* What is needed *
Your task is to extract every line from the material below exactly.

* Data supplied *
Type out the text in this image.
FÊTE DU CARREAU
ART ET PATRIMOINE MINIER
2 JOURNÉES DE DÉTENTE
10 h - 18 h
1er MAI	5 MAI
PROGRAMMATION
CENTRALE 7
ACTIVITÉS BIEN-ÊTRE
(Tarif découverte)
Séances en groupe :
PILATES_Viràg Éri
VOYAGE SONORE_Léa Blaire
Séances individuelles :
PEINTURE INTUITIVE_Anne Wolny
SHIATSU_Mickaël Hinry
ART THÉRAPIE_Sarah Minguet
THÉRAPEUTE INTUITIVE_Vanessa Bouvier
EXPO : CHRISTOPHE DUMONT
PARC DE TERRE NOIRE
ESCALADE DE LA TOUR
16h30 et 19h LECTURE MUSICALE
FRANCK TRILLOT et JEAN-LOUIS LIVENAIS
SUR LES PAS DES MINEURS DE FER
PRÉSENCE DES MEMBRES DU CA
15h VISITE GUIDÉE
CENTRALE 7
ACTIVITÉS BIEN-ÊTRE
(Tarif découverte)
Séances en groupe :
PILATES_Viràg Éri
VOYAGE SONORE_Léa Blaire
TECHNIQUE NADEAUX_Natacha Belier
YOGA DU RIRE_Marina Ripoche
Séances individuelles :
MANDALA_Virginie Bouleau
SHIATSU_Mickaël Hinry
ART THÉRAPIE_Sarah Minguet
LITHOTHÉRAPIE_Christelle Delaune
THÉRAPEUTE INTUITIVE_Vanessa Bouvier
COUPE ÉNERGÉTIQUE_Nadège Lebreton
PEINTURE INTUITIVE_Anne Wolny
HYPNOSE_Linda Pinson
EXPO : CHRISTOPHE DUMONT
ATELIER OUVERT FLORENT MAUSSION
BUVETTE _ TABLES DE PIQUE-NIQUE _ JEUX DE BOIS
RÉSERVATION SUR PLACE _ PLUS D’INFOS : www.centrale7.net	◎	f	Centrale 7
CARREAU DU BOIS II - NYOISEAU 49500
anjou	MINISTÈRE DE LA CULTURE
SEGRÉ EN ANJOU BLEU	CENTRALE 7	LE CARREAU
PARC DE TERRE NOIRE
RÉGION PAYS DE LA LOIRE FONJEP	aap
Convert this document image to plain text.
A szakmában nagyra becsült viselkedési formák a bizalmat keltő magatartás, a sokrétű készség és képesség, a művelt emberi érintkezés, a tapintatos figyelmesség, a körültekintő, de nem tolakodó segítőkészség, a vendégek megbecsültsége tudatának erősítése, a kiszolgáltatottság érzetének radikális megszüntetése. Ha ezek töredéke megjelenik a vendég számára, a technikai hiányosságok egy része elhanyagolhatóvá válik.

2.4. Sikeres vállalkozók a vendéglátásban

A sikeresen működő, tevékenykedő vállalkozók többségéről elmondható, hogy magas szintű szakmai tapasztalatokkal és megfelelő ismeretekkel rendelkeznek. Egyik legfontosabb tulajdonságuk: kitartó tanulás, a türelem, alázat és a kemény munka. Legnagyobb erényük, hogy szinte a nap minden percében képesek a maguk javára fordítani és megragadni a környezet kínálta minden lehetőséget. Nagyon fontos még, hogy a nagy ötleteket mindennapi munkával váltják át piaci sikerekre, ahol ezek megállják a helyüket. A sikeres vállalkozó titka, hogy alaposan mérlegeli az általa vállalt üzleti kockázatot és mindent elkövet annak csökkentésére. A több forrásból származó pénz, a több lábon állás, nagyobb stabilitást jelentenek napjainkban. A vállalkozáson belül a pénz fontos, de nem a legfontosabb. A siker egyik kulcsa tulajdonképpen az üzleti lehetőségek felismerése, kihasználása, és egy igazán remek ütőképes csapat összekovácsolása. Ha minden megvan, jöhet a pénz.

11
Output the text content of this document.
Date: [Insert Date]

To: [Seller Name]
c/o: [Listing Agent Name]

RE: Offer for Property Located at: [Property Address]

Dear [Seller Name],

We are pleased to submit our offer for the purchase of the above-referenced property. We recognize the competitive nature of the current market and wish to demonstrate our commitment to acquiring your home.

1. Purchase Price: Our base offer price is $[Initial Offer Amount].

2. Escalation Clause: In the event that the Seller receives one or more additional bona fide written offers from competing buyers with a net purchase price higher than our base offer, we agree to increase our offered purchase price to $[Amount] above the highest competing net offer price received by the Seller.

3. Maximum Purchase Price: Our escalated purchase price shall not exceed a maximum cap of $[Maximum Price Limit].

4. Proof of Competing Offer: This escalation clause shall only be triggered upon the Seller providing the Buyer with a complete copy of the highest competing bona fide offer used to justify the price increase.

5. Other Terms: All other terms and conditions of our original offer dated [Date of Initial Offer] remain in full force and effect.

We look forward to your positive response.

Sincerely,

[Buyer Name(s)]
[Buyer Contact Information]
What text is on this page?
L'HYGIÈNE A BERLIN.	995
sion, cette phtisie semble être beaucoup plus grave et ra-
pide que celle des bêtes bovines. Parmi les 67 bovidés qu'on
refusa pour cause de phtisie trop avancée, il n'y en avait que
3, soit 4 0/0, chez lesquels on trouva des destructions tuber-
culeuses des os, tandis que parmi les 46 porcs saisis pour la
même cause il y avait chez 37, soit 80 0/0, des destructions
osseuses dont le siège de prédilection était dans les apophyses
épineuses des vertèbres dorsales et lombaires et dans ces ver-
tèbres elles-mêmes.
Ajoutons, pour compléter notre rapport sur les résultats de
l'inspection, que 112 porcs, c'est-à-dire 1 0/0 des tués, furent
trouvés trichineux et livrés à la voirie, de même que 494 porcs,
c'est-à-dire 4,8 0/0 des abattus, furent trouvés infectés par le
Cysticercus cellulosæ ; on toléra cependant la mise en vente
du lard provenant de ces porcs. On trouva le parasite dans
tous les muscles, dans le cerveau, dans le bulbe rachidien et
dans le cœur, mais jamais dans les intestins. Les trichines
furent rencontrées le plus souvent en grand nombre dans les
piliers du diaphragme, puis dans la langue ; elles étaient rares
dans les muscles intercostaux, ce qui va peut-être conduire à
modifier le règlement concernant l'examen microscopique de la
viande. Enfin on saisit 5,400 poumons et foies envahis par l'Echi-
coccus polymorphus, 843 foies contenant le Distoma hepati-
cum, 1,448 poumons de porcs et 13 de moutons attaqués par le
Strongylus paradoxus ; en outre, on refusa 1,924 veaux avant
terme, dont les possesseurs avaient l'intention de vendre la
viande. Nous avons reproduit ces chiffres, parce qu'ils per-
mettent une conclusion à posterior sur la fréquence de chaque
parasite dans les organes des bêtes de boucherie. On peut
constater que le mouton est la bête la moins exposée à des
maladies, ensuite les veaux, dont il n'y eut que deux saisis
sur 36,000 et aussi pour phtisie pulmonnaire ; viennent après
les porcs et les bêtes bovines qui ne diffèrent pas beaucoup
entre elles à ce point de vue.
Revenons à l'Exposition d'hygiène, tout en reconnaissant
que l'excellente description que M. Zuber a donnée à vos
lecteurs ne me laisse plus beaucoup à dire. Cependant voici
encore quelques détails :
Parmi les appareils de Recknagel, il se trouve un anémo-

* The reply *
Type out the text in this image.
FÊTE DU CARREAU
ART ET PATRIMOINE MINIER
2 JOURNÉES DE DÉTENTE
10 h - 18 h
1er MAI	5 MAI
PROGRAMMATION
CENTRALE 7
ACTIVITÉS BIEN-ÊTRE
(Tarif découverte)
Séances en groupe :
PILATES_Viràg Éri
VOYAGE SONORE_Léa Blaire
Séances individuelles :
PEINTURE INTUITIVE_Anne Wolny
SHIATSU_Mickaël Hinry
ART THÉRAPIE_Sarah Minguet
THÉRAPEUTE INTUITIVE_Vanessa Bouvier
EXPO : CHRISTOPHE DUMONT
PARC DE TERRE NOIRE
ESCALADE DE LA TOUR
16h30 et 19h LECTURE MUSICALE
FRANCK TRILLOT et JEAN-LOUIS LIVENAIS
SUR LES PAS DES MINEURS DE FER
PRÉSENCE DES MEMBRES DU CA
15h VISITE GUIDÉE
CENTRALE 7
ACTIVITÉS BIEN-ÊTRE
(Tarif découverte)
Séances en groupe :
PILATES_Viràg Éri
VOYAGE SONORE_Léa Blaire
TECHNIQUE NADEAUX_Natacha Belier
YOGA DU RIRE_Marina Ripoche
Séances individuelles :
MANDALA_Virginie Bouleau
SHIATSU_Mickaël Hinry
ART THÉRAPIE_Sarah Minguet
LITHOTHÉRAPIE_Christelle Delaune
THÉRAPEUTE INTUITIVE_Vanessa Bouvier
COUPE ÉNERGÉTIQUE_Nadège Lebreton
PEINTURE INTUITIVE_Anne Wolny
HYPNOSE_Linda Pinson
EXPO : CHRISTOPHE DUMONT
ATELIER OUVERT FLORENT MAUSSION
BUVETTE _ TABLES DE PIQUE-NIQUE _ JEUX DE BOIS
RÉSERVATION SUR PLACE _ PLUS D’INFOS : www.centrale7.net	◎	f	Centrale 7
CARREAU DU BOIS II - NYOISEAU 49500
anjou	MINISTÈRE DE LA CULTURE
SEGRÉ EN ANJOU BLEU	CENTRALE 7	LE CARREAU
PARC DE TERRE NOIRE
RÉGION PAYS DE LA LOIRE FONJEP	aap
Convert this document image to plain text.
A szakmában nagyra becsült viselkedési formák a bizalmat keltő magatartás, a sokrétű készség és képesség, a művelt emberi érintkezés, a tapintatos figyelmesség, a körültekintő, de nem tolakodó segítőkészség, a vendégek megbecsültsége tudatának erősítése, a kiszolgáltatottság érzetének radikális megszüntetése. Ha ezek töredéke megjelenik a vendég számára, a technikai hiányosságok egy része elhanyagolhatóvá válik.

2.4. Sikeres vállalkozók a vendéglátásban

A sikeresen működő, tevékenykedő vállalkozók többségéről elmondható, hogy magas szintű szakmai tapasztalatokkal és megfelelő ismeretekkel rendelkeznek. Egyik legfontosabb tulajdonságuk: kitartó tanulás, a türelem, alázat és a kemény munka. Legnagyobb erényük, hogy szinte a nap minden percében képesek a maguk javára fordítani és megragadni a környezet kínálta minden lehetőséget. Nagyon fontos még, hogy a nagy ötleteket mindennapi munkával váltják át piaci sikerekre, ahol ezek megállják a helyüket. A sikeres vállalkozó titka, hogy alaposan mérlegeli az általa vállalt üzleti kockázatot és mindent elkövet annak csökkentésére. A több forrásból származó pénz, a több lábon állás, nagyobb stabilitást jelentenek napjainkban. A vállalkozáson belül a pénz fontos, de nem a legfontosabb. A siker egyik kulcsa tulajdonképpen az üzleti lehetőségek felismerése, kihasználása, és egy igazán remek ütőképes csapat összekovácsolása. Ha minden megvan, jöhet a pénz.

11
Output the text content of this document.
Date: [Insert Date]

To: [Seller Name]
c/o: [Listing Agent Name]

RE: Offer for Property Located at: [Property Address]

Dear [Seller Name],

We are pleased to submit our offer for the purchase of the above-referenced property. We recognize the competitive nature of the current market and wish to demonstrate our commitment to acquiring your home.

1. Purchase Price: Our base offer price is $[Initial Offer Amount].

2. Escalation Clause: In the event that the Seller receives one or more additional bona fide written offers from competing buyers with a net purchase price higher than our base offer, we agree to increase our offered purchase price to $[Amount] above the highest competing net offer price received by the Seller.

3. Maximum Purchase Price: Our escalated purchase price shall not exceed a maximum cap of $[Maximum Price Limit].

4. Proof of Competing Offer: This escalation clause shall only be triggered upon the Seller providing the Buyer with a complete copy of the highest competing bona fide offer used to justify the price increase.

5. Other Terms: All other terms and conditions of our original offer dated [Date of Initial Offer] remain in full force and effect.

We look forward to your positive response.

Sincerely,

[Buyer Name(s)]
[Buyer Contact Information]
What text is on this page?
L'HYGIÈNE A BERLIN.	995
sion, cette phtisie semble être beaucoup plus grave et ra-
pide que celle des bêtes bovines. Parmi les 67 bovidés qu'on
refusa pour cause de phtisie trop avancée, il n'y en avait que
3, soit 4 0/0, chez lesquels on trouva des destructions tuber-
culeuses des os, tandis que parmi les 46 porcs saisis pour la
même cause il y avait chez 37, soit 80 0/0, des destructions
osseuses dont le siège de prédilection était dans les apophyses
épineuses des vertèbres dorsales et lombaires et dans ces ver-
tèbres elles-mêmes.
Ajoutons, pour compléter notre rapport sur les résultats de
l'inspection, que 112 porcs, c'est-à-dire 1 0/0 des tués, furent
trouvés trichineux et livrés à la voirie, de même que 494 porcs,
c'est-à-dire 4,8 0/0 des abattus, furent trouvés infectés par le
Cysticercus cellulosæ ; on toléra cependant la mise en vente
du lard provenant de ces porcs. On trouva le parasite dans
tous les muscles, dans le cerveau, dans le bulbe rachidien et
dans le cœur, mais jamais dans les intestins. Les trichines
furent rencontrées le plus souvent en grand nombre dans les
piliers du diaphragme, puis dans la langue ; elles étaient rares
dans les muscles intercostaux, ce qui va peut-être conduire à
modifier le règlement concernant l'examen microscopique de la
viande. Enfin on saisit 5,400 poumons et foies envahis par l'Echi-
coccus polymorphus, 843 foies contenant le Distoma hepati-
cum, 1,448 poumons de porcs et 13 de moutons attaqués par le
Strongylus paradoxus ; en outre, on refusa 1,924 veaux avant
terme, dont les possesseurs avaient l'intention de vendre la
viande. Nous avons reproduit ces chiffres, parce qu'ils per-
mettent une conclusion à posterior sur la fréquence de chaque
parasite dans les organes des bêtes de boucherie. On peut
constater que le mouton est la bête la moins exposée à des
maladies, ensuite les veaux, dont il n'y eut que deux saisis
sur 36,000 et aussi pour phtisie pulmonnaire ; viennent après
les porcs et les bêtes bovines qui ne diffèrent pas beaucoup
entre elles à ce point de vue.
Revenons à l'Exposition d'hygiène, tout en reconnaissant
que l'excellente description que M. Zuber a donnée à vos
lecteurs ne me laisse plus beaucoup à dire. Cependant voici
encore quelques détails :
Parmi les appareils de Recknagel, il se trouve un anémo-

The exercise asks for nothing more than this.